* Input
********

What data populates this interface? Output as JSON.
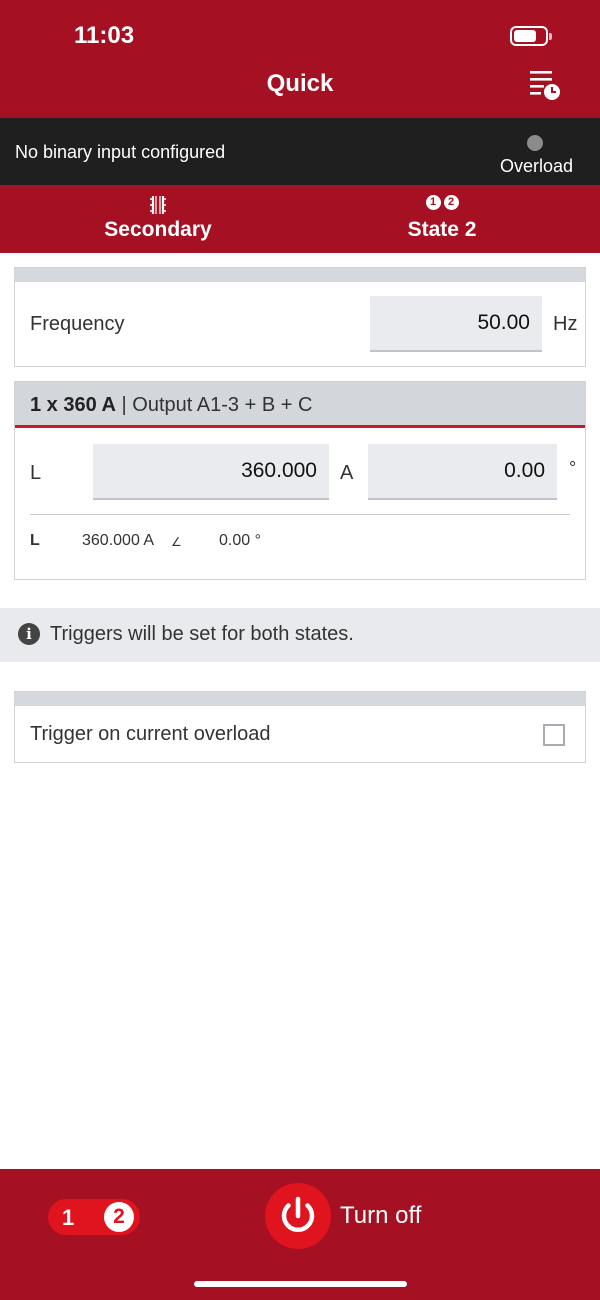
{
  "status_bar": {
    "time": "11:03"
  },
  "header": {
    "title": "Quick",
    "menu_icon": "list-clock-icon"
  },
  "info_bar": {
    "message": "No binary input configured",
    "indicator_label": "Overload",
    "indicator_color": "#8c8c8c"
  },
  "tabs": [
    {
      "label": "Secondary",
      "icon": "transformer-icon"
    },
    {
      "label": "State 2",
      "icon": "state-badges-icon",
      "badges": [
        "1",
        "2"
      ]
    }
  ],
  "frequency": {
    "label": "Frequency",
    "value": "50.00",
    "unit": "Hz"
  },
  "output": {
    "title_bold": "1 x 360 A",
    "title_rest": " | Output A1-3 + B + C",
    "phase": "L",
    "magnitude": "360.000",
    "magnitude_unit": "A",
    "angle": "0.00",
    "angle_unit": "°",
    "summary": {
      "phase": "L",
      "magnitude": "360.000 A",
      "angle_symbol": "∠",
      "angle": "0.00 °"
    }
  },
  "banner": {
    "text": "Triggers will be set for both states."
  },
  "trigger": {
    "label": "Trigger on current overload",
    "checked": false
  },
  "bottom": {
    "state_1": "1",
    "state_2": "2",
    "turn_off_label": "Turn off"
  },
  "colors": {
    "brand": "#a51122",
    "accent": "#e0141f",
    "dark": "#1f1f1f"
  }
}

********

* Work to complete
Copy each line of the records containing the string "icon".

* In response
    "menu_icon": "list-clock-icon"
      "icon": "transformer-icon"
      "icon": "state-badges-icon",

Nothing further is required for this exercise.